* The problem *
Should a line in the entries below contain "especially", return that line.
=== Begin Enclosure ===
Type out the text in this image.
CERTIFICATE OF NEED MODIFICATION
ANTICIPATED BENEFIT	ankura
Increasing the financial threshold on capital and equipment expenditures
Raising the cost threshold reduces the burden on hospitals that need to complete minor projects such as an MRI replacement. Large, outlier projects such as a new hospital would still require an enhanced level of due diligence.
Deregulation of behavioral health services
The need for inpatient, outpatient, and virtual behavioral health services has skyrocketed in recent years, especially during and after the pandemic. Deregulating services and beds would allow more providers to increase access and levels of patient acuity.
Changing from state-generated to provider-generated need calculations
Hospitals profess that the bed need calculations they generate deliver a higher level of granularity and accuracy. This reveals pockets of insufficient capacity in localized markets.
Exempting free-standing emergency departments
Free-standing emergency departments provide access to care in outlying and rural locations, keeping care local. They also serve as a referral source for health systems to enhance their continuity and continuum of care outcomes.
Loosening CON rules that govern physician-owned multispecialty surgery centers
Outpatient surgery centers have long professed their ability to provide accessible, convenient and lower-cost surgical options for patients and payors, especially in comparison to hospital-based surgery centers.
=== End Enclosure ===
=== Begin Enclosure ===
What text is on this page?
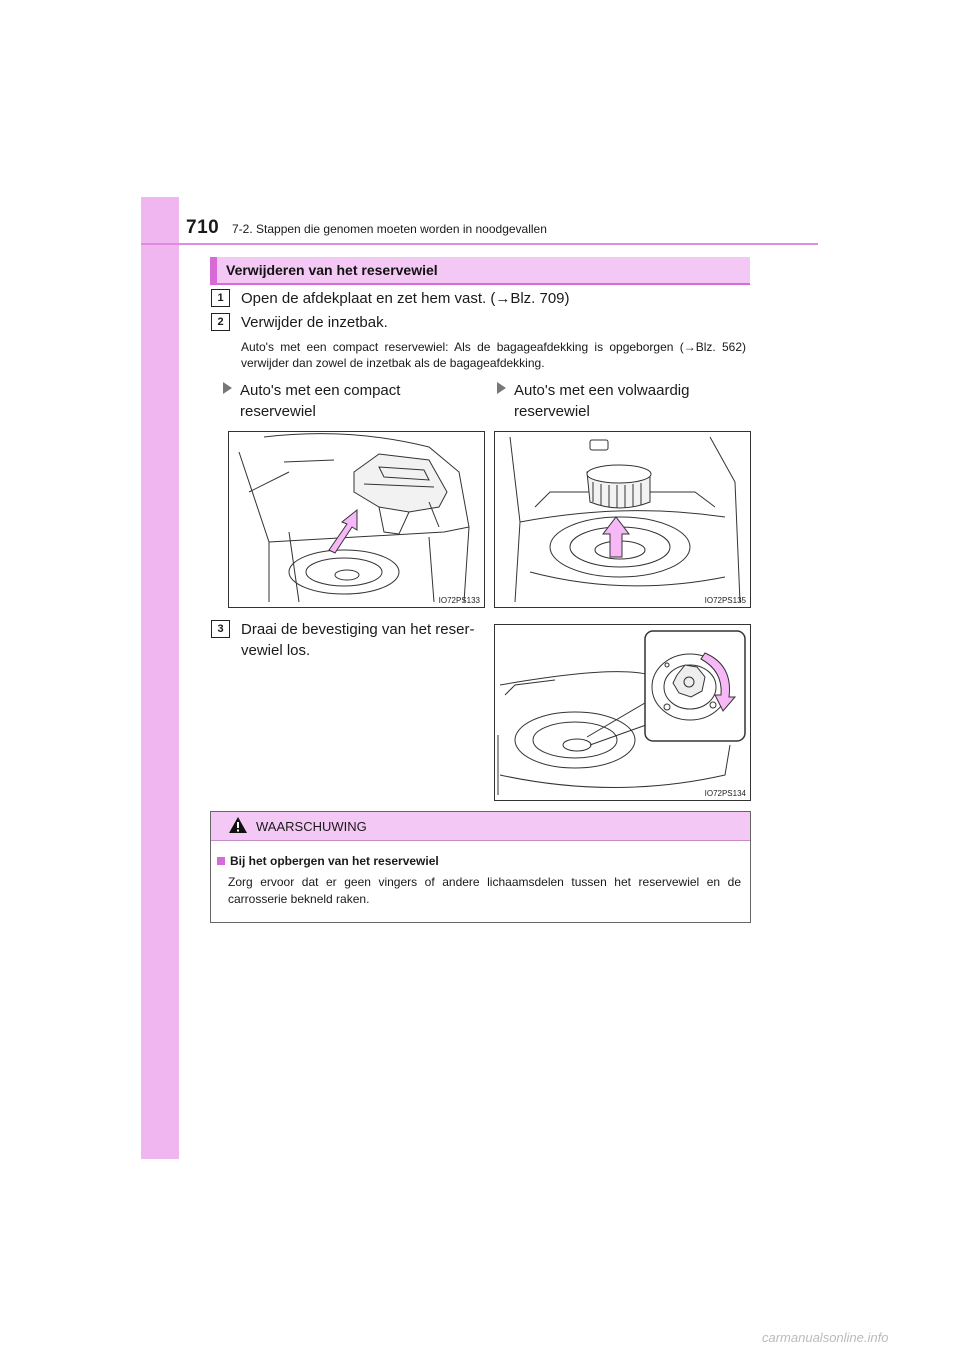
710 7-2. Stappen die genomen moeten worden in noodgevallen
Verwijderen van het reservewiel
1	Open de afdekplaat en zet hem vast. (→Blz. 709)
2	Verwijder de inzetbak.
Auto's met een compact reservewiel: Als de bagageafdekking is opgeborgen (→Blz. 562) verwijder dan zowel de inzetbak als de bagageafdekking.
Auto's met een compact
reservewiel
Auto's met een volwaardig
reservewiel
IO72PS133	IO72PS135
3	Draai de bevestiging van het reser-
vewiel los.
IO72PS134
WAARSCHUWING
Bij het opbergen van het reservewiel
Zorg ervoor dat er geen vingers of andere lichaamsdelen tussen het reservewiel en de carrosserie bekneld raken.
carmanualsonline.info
=== End Enclosure ===
=== Begin Enclosure ===
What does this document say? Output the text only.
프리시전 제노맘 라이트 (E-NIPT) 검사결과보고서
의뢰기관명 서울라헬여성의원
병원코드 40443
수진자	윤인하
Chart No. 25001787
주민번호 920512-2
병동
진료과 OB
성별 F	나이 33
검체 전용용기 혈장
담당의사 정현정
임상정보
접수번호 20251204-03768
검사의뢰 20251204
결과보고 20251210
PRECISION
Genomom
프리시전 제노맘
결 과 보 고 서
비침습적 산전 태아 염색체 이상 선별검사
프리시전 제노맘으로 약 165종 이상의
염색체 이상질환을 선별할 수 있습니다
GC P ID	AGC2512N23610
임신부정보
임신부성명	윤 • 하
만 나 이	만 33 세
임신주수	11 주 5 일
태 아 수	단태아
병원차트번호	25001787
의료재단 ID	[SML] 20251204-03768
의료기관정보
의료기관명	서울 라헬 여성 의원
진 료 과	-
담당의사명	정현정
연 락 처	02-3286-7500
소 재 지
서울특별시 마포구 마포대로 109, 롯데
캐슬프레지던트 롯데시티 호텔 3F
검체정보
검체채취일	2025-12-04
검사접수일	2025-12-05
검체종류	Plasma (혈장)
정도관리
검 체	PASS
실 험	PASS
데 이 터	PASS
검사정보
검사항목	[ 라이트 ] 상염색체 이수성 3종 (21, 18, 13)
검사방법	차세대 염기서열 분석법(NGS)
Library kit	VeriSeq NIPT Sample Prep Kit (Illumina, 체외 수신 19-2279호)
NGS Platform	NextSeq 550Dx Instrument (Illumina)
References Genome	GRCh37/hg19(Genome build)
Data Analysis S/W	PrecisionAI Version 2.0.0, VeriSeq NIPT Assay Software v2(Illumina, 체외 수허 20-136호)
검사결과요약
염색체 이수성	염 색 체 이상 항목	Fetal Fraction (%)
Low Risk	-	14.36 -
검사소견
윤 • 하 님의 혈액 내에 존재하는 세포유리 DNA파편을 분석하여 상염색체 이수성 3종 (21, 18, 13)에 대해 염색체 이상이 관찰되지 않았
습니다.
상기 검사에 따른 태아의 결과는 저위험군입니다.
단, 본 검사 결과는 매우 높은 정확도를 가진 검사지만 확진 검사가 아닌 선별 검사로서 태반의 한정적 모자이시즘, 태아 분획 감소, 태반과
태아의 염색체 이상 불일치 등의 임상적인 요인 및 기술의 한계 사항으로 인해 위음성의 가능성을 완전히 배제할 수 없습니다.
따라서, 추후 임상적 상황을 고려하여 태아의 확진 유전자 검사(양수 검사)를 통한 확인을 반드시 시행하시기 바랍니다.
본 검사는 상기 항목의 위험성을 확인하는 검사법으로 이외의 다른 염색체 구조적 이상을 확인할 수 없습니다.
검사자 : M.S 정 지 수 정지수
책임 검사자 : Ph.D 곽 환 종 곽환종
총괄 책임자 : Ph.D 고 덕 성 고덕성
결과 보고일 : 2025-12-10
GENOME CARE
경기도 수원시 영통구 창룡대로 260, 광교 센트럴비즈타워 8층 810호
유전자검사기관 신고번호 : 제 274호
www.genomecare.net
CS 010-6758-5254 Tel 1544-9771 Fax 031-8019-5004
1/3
=== End Enclosure ===
* Solution *
The need for inpatient, outpatient, and virtual behavioral health services has skyrocketed in recent years, especially during and after the pandemic. Deregulating services and beds would allow more providers to increase access and levels of patient acuity.
Outpatient surgery centers have long professed their ability to provide accessible, convenient and lower-cost surgical options for patients and payors, especially in comparison to hospital-based surgery centers.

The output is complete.